▶ SET EXERCISE: Select each line where the word "关爱之举" appears.

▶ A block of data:
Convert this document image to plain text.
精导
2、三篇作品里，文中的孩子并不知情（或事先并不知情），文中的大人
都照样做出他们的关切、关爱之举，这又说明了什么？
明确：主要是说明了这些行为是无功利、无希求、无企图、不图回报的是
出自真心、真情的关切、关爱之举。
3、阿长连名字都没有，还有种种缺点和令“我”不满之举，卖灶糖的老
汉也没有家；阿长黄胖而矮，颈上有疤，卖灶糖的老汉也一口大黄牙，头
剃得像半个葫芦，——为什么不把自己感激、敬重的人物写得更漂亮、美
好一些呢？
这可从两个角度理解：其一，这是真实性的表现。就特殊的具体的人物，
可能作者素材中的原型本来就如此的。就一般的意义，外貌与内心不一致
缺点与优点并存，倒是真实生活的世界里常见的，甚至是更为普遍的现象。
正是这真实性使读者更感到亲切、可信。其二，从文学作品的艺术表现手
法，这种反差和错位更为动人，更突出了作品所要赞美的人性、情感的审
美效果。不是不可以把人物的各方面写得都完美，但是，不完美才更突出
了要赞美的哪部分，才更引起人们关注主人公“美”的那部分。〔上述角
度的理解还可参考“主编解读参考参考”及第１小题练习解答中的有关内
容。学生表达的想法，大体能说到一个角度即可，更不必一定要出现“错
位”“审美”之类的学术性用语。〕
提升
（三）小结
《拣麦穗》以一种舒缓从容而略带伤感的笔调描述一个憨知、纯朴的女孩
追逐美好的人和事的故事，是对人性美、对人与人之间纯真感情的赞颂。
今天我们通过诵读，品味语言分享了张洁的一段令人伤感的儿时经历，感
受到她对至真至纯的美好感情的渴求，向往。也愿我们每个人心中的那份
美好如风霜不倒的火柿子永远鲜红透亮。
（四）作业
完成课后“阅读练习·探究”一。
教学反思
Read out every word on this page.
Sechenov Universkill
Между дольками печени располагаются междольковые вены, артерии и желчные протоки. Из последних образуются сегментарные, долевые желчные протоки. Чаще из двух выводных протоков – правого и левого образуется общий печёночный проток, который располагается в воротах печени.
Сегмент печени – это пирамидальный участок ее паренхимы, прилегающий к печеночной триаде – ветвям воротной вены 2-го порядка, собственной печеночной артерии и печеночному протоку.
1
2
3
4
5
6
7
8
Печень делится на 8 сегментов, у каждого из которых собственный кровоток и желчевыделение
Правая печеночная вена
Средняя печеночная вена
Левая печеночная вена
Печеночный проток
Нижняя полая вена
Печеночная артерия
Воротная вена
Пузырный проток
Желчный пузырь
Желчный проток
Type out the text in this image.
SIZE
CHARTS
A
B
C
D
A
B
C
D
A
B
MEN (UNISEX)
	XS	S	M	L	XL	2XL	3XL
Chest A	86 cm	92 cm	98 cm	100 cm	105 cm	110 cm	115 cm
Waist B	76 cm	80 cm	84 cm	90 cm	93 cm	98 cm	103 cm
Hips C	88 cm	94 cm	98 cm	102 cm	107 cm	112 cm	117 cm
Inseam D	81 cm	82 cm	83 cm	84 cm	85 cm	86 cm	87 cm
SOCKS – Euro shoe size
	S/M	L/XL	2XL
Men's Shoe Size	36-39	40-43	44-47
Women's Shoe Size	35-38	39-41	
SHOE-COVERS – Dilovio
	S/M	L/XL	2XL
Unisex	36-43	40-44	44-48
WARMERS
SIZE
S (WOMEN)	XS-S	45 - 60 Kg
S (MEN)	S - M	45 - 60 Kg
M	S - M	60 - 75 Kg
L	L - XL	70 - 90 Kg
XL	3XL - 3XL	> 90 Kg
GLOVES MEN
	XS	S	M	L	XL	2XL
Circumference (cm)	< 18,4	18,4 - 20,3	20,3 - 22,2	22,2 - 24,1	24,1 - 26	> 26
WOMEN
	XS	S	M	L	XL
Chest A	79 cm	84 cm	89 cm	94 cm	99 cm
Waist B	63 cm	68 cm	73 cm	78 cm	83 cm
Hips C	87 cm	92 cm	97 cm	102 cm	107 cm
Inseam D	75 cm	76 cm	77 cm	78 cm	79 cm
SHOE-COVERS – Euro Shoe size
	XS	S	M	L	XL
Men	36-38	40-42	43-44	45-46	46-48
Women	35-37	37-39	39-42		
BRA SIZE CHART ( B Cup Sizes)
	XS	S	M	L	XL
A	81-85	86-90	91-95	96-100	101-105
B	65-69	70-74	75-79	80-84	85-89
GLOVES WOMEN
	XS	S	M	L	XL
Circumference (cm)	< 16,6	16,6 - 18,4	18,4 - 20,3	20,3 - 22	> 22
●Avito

▶ WRITTEN ANSWER:
都照样做出他们的关切、关爱之举，这又说明了什么？
出自真心、真情的关切、关爱之举。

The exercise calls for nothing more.